----- DATASET CONTENT
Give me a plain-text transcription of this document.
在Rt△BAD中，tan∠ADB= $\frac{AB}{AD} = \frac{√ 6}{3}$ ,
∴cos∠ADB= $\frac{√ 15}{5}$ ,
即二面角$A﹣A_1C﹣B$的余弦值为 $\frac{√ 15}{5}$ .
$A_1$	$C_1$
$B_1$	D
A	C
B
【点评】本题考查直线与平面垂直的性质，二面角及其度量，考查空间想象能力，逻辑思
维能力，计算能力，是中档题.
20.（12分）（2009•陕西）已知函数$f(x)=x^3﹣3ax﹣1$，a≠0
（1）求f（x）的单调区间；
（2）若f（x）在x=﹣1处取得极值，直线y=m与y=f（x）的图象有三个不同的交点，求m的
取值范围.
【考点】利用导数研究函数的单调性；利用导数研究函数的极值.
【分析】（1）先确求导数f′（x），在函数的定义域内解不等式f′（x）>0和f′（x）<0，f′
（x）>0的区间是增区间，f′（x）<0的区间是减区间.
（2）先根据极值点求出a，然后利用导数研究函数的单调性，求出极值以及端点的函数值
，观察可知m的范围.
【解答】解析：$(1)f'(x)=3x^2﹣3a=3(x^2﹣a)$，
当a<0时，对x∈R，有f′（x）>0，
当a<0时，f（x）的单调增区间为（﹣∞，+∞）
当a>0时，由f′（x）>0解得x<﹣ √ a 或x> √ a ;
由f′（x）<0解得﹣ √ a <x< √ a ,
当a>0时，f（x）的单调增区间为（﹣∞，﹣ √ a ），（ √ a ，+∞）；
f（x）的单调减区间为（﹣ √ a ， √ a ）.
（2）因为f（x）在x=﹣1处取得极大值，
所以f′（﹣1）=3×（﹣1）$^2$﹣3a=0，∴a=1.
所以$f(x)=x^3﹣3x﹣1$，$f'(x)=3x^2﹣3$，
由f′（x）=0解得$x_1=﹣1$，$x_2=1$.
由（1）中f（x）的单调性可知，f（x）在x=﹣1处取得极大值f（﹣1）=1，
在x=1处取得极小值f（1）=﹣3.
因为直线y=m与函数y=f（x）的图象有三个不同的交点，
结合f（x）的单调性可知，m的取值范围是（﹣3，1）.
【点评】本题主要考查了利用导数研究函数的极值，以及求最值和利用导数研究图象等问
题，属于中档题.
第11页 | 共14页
----------
- **GOAL**
In full and verbatim, repeat the records given above.

- **WRITTEN RESPONSE**
Give me a plain-text transcription of this document.
在Rt△BAD中，tan∠ADB= $\frac{AB}{AD} = \frac{√ 6}{3}$ ,
∴cos∠ADB= $\frac{√ 15}{5}$ ,
即二面角$A﹣A_1C﹣B$的余弦值为 $\frac{√ 15}{5}$ .
$A_1$	$C_1$
$B_1$	D
A	C
B
【点评】本题考查直线与平面垂直的性质，二面角及其度量，考查空间想象能力，逻辑思
维能力，计算能力，是中档题.
20.（12分）（2009•陕西）已知函数$f(x)=x^3﹣3ax﹣1$，a≠0
（1）求f（x）的单调区间；
（2）若f（x）在x=﹣1处取得极值，直线y=m与y=f（x）的图象有三个不同的交点，求m的
取值范围.
【考点】利用导数研究函数的单调性；利用导数研究函数的极值.
【分析】（1）先确求导数f′（x），在函数的定义域内解不等式f′（x）>0和f′（x）<0，f′
（x）>0的区间是增区间，f′（x）<0的区间是减区间.
（2）先根据极值点求出a，然后利用导数研究函数的单调性，求出极值以及端点的函数值
，观察可知m的范围.
【解答】解析：$(1)f'(x)=3x^2﹣3a=3(x^2﹣a)$，
当a<0时，对x∈R，有f′（x）>0，
当a<0时，f（x）的单调增区间为（﹣∞，+∞）
当a>0时，由f′（x）>0解得x<﹣ √ a 或x> √ a ;
由f′（x）<0解得﹣ √ a <x< √ a ,
当a>0时，f（x）的单调增区间为（﹣∞，﹣ √ a ），（ √ a ，+∞）；
f（x）的单调减区间为（﹣ √ a ， √ a ）.
（2）因为f（x）在x=﹣1处取得极大值，
所以f′（﹣1）=3×（﹣1）$^2$﹣3a=0，∴a=1.
所以$f(x)=x^3﹣3x﹣1$，$f'(x)=3x^2﹣3$，
由f′（x）=0解得$x_1=﹣1$，$x_2=1$.
由（1）中f（x）的单调性可知，f（x）在x=﹣1处取得极大值f（﹣1）=1，
在x=1处取得极小值f（1）=﹣3.
因为直线y=m与函数y=f（x）的图象有三个不同的交点，
结合f（x）的单调性可知，m的取值范围是（﹣3，1）.
【点评】本题主要考查了利用导数研究函数的极值，以及求最值和利用导数研究图象等问
题，属于中档题.
第11页 | 共14页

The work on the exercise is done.